● Task instructions
Gather every line below where "Rechnungen" appears.

● Rows
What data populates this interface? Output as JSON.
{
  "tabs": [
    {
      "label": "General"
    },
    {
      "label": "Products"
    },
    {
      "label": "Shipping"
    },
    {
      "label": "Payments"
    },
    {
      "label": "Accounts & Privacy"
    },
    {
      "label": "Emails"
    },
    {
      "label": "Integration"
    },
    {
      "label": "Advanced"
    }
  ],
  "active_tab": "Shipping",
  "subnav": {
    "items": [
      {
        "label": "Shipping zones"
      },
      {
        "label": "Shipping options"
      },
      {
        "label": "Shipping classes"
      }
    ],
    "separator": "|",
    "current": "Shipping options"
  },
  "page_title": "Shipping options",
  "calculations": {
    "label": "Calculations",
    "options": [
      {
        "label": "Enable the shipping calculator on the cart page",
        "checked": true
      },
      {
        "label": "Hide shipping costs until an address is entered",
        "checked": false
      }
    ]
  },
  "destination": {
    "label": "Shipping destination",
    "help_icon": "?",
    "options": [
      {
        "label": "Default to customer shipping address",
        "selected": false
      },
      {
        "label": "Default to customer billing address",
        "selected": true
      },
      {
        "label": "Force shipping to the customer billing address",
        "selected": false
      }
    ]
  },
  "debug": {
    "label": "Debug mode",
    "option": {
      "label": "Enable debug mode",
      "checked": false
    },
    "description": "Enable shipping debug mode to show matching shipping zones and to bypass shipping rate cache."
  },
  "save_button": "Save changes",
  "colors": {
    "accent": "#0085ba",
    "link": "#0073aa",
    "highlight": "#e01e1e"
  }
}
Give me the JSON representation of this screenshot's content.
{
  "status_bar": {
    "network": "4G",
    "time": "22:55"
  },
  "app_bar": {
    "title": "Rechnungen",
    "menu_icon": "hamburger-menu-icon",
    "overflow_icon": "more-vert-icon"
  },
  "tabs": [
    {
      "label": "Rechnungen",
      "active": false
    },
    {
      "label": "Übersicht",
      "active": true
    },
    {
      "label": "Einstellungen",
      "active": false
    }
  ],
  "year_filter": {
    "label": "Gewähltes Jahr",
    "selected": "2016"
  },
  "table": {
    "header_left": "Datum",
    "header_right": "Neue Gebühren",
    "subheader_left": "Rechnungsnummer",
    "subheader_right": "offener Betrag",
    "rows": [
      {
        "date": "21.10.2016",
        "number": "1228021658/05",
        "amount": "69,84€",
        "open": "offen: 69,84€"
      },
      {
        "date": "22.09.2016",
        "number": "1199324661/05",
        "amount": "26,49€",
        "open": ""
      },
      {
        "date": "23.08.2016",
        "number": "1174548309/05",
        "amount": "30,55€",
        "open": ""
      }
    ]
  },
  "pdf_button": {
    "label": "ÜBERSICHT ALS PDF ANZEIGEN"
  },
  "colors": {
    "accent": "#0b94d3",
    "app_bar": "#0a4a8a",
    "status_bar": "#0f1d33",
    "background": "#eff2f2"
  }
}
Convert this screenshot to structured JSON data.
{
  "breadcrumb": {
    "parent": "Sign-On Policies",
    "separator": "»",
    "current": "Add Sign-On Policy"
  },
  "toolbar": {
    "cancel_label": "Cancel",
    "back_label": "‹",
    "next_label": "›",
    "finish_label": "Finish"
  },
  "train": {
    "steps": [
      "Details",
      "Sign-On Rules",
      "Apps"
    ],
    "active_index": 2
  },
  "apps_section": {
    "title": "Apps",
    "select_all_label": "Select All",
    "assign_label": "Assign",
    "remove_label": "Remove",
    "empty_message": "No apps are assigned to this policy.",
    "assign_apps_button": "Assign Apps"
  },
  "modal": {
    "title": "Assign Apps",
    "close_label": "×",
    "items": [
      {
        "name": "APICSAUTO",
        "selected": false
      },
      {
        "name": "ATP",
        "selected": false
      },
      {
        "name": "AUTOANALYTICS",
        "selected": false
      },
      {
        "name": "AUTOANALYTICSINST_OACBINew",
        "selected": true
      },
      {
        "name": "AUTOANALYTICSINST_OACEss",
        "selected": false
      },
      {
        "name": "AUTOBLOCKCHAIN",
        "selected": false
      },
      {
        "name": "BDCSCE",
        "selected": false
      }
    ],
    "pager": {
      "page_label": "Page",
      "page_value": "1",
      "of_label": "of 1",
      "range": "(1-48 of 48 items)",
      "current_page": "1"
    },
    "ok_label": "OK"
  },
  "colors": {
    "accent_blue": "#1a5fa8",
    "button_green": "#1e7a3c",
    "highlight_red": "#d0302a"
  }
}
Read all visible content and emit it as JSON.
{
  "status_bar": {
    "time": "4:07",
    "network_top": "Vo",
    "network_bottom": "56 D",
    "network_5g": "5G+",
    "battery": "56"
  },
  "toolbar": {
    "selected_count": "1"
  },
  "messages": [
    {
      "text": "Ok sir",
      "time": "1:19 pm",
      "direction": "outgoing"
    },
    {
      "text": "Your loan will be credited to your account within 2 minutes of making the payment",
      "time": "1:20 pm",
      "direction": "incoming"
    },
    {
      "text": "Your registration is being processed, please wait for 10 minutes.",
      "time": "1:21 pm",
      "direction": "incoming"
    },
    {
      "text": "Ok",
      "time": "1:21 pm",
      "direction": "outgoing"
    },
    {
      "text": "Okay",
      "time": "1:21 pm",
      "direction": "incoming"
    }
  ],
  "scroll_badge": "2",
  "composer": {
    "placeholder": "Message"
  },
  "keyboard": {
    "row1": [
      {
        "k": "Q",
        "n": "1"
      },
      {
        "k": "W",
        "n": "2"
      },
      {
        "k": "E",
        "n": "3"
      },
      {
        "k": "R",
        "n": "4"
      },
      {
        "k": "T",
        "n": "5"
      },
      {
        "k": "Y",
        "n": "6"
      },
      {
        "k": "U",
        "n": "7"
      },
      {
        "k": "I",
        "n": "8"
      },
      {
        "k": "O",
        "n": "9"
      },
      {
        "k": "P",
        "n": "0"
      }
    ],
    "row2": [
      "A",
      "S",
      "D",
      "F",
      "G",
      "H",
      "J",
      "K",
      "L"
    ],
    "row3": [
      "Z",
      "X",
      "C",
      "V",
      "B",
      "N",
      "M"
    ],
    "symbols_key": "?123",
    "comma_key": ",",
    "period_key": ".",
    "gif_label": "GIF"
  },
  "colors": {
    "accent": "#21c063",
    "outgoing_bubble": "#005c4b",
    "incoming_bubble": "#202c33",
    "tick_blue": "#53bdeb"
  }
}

---

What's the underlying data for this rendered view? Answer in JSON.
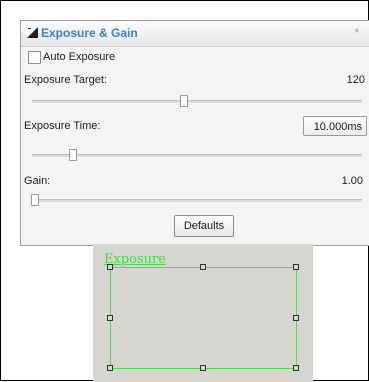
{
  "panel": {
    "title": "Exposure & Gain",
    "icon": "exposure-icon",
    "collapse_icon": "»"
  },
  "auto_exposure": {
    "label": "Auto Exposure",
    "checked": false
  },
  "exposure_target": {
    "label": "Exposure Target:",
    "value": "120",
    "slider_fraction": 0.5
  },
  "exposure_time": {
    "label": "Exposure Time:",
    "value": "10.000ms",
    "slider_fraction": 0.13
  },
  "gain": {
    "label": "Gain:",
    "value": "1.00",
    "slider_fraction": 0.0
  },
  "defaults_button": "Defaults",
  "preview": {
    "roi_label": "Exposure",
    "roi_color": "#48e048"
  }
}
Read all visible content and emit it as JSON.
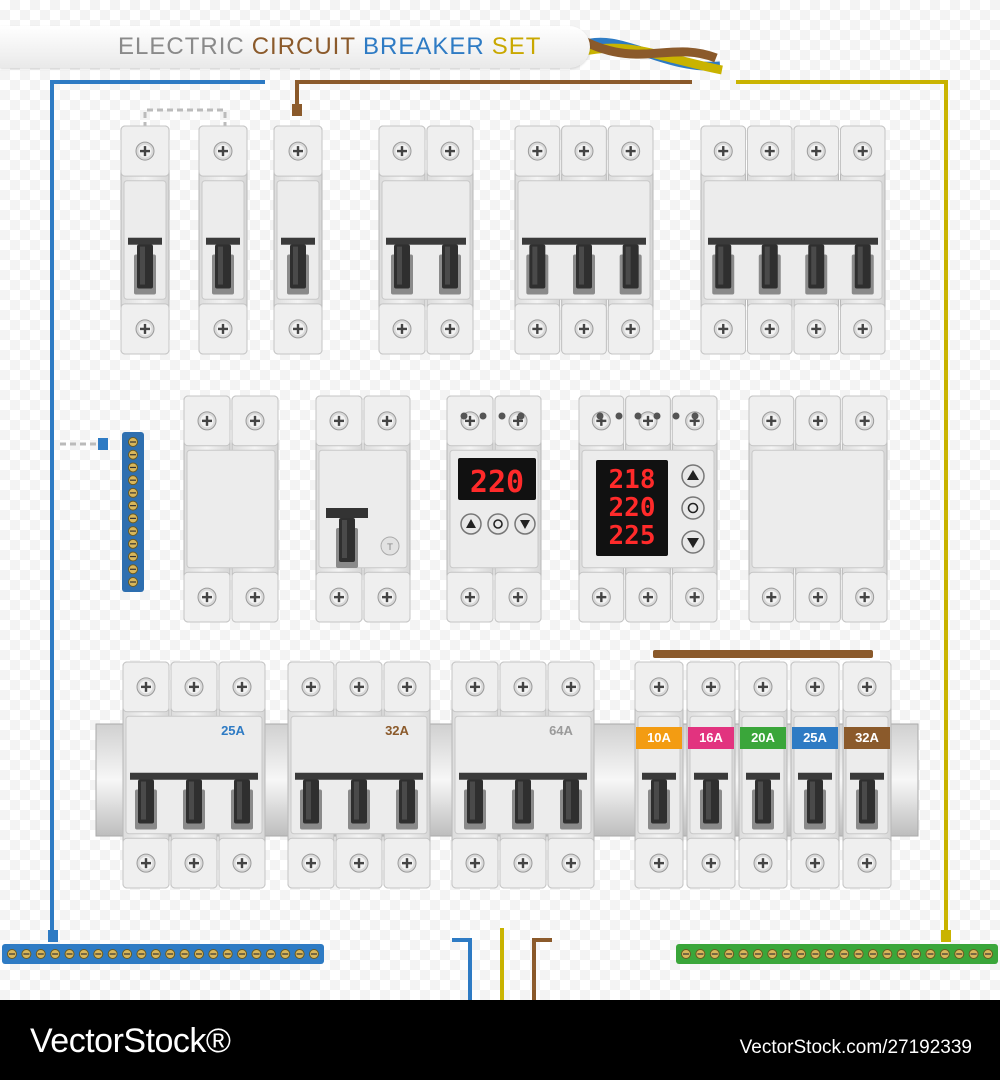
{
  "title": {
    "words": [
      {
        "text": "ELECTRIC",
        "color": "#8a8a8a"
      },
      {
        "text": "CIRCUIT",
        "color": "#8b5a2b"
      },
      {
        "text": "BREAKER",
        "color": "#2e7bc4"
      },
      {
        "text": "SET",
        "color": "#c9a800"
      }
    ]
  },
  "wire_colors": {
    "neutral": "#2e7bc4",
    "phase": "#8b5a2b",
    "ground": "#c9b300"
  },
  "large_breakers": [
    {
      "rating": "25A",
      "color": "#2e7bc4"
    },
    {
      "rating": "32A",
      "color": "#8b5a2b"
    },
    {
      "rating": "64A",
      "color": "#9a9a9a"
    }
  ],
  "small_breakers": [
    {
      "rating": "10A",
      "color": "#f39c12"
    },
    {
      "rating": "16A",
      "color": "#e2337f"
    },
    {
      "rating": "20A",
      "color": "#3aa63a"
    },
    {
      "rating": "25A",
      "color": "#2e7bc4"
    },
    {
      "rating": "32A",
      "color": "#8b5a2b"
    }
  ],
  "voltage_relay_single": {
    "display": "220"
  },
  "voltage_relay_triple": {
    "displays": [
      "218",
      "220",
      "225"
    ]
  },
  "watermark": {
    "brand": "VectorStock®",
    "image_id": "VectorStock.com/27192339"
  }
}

* * *

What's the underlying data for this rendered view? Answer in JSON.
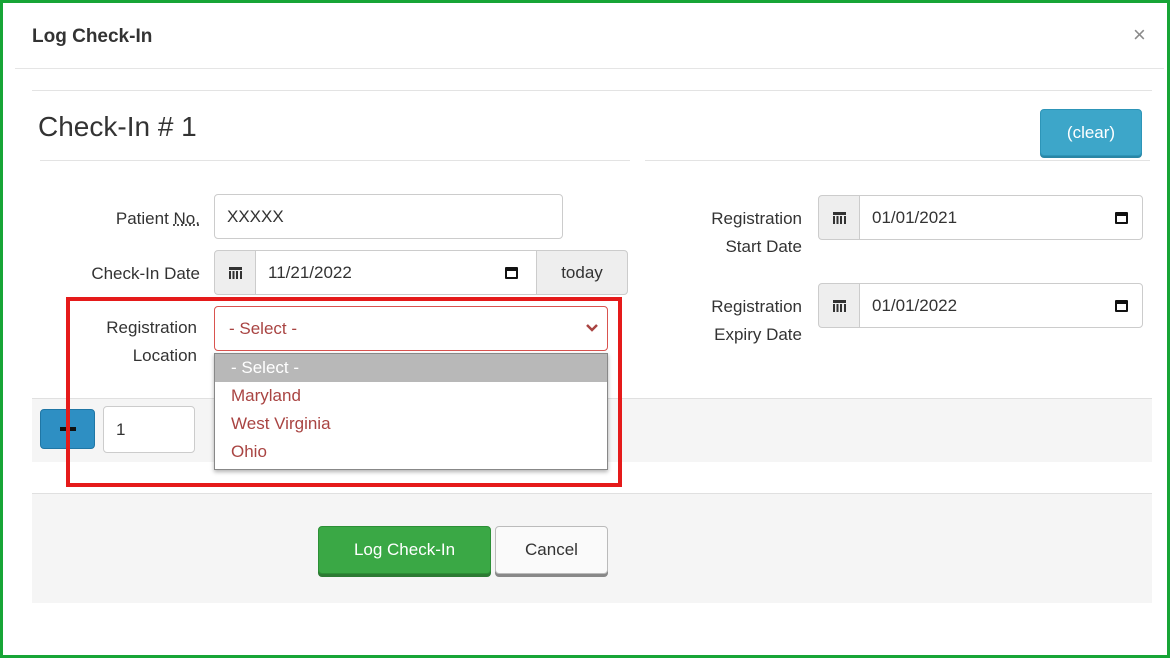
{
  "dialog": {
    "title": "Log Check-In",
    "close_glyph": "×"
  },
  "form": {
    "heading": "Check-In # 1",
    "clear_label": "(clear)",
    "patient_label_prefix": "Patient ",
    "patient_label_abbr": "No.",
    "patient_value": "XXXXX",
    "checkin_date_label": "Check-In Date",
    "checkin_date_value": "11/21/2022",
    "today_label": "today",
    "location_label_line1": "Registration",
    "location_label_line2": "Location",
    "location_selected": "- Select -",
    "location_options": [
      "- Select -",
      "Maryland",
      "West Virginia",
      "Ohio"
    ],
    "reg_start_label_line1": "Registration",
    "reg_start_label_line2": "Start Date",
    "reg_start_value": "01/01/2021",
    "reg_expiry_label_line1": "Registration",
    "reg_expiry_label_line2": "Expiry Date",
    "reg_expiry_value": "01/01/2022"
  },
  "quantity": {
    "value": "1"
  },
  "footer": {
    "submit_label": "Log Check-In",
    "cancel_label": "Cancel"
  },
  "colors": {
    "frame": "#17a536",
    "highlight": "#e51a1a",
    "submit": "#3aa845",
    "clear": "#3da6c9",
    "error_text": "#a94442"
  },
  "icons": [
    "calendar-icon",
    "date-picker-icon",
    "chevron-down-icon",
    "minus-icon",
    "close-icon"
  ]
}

● Result
    "title": "Rechnungen",
      "label": "Rechnungen",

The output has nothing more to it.